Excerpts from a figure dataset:
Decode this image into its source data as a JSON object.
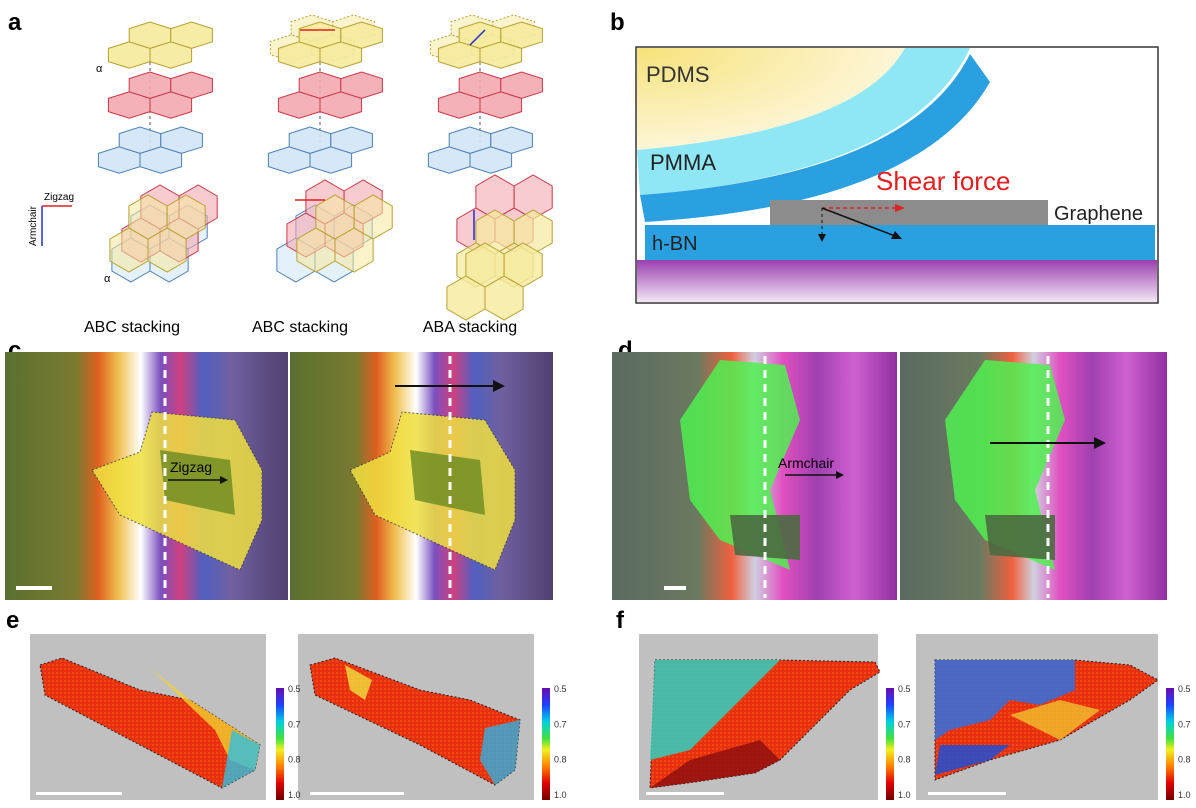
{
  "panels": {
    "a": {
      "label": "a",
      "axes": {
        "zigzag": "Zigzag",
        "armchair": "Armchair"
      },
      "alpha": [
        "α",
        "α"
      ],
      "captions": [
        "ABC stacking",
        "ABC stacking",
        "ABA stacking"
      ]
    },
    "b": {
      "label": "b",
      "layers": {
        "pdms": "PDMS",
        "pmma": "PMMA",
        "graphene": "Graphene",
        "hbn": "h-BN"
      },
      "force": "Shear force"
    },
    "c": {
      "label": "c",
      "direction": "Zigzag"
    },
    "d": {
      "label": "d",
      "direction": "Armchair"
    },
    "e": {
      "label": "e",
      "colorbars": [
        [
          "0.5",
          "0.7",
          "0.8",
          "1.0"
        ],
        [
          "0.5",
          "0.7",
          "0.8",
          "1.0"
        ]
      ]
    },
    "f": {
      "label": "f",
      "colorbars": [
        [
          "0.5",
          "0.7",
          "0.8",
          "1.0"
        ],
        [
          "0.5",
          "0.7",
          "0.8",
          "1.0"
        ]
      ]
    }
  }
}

The problem:
Exclude the images and reproduce the remaining data exactly.

Result of this task:
Decode this image into its source data as a JSON object.
{
  "panels": {
    "a": {
      "label": "a",
      "axes": {
        "zigzag": "Zigzag",
        "armchair": "Armchair"
      },
      "alpha": [
        "α",
        "α"
      ],
      "captions": [
        "ABC stacking",
        "ABC stacking",
        "ABA stacking"
      ]
    },
    "b": {
      "label": "b",
      "layers": {
        "pdms": "PDMS",
        "pmma": "PMMA",
        "graphene": "Graphene",
        "hbn": "h-BN"
      },
      "force": "Shear force"
    },
    "c": {
      "label": "c",
      "direction": "Zigzag"
    },
    "d": {
      "label": "d",
      "direction": "Armchair"
    },
    "e": {
      "label": "e",
      "colorbars": [
        [
          "0.5",
          "0.7",
          "0.8",
          "1.0"
        ],
        [
          "0.5",
          "0.7",
          "0.8",
          "1.0"
        ]
      ]
    },
    "f": {
      "label": "f",
      "colorbars": [
        [
          "0.5",
          "0.7",
          "0.8",
          "1.0"
        ],
        [
          "0.5",
          "0.7",
          "0.8",
          "1.0"
        ]
      ]
    }
  }
}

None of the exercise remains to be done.